What to produce: Lines that hold the word "亚宏工贸" should be located and copied.

Records supplied:
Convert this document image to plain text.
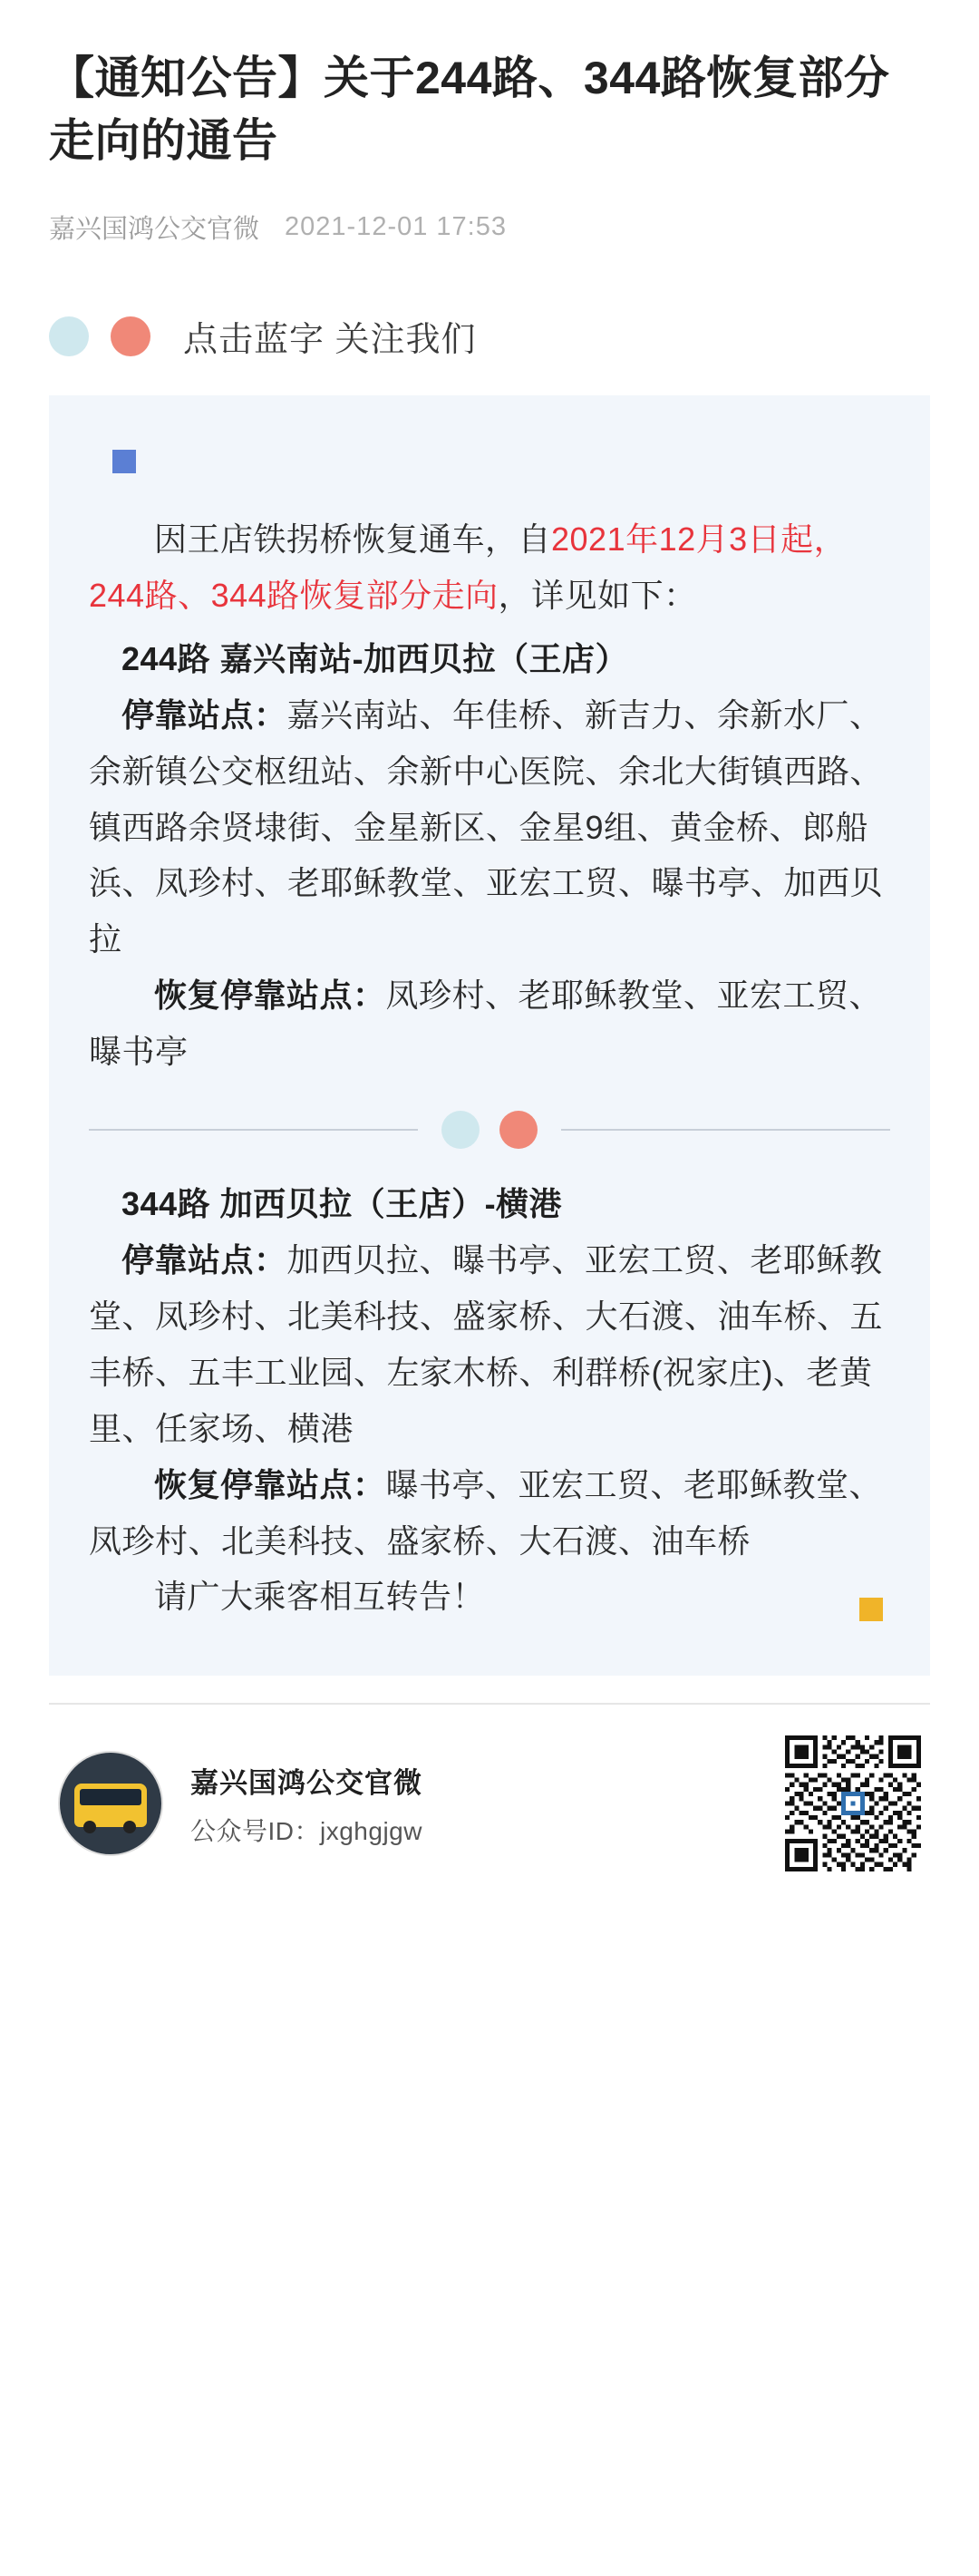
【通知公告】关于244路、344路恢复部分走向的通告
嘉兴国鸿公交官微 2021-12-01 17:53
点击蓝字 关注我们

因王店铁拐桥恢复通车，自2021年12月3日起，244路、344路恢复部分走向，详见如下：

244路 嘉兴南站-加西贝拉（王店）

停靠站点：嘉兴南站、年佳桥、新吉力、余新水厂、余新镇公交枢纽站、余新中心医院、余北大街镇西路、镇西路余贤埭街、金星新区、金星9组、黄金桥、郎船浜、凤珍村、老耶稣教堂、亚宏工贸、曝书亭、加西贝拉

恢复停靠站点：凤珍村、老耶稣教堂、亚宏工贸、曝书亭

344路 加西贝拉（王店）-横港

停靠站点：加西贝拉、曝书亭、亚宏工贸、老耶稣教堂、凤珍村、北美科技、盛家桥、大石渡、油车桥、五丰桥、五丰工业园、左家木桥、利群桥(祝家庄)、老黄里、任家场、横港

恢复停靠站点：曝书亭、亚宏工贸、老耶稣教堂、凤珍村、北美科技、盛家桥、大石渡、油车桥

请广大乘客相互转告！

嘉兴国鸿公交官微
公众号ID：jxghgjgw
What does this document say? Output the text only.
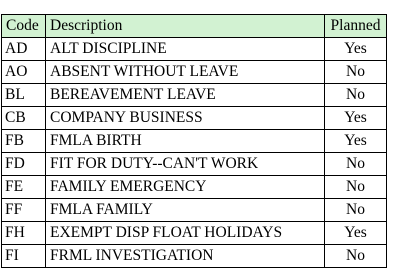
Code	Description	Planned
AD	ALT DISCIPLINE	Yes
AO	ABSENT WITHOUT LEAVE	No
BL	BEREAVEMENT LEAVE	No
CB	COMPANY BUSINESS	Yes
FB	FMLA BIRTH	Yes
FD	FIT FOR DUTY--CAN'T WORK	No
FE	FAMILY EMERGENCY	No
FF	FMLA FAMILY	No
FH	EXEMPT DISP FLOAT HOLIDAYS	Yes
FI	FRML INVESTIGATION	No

Task answer:
停靠站点：嘉兴南站、年佳桥、新吉力、余新水厂、余新镇公交枢纽站、余新中心医院、余北大街镇西路、镇西路余贤埭街、金星新区、金星9组、黄金桥、郎船浜、凤珍村、老耶稣教堂、亚宏工贸、曝书亭、加西贝拉
恢复停靠站点：凤珍村、老耶稣教堂、亚宏工贸、曝书亭
停靠站点：加西贝拉、曝书亭、亚宏工贸、老耶稣教堂、凤珍村、北美科技、盛家桥、大石渡、油车桥、五丰桥、五丰工业园、左家木桥、利群桥(祝家庄)、老黄里、任家场、横港
恢复停靠站点：曝书亭、亚宏工贸、老耶稣教堂、凤珍村、北美科技、盛家桥、大石渡、油车桥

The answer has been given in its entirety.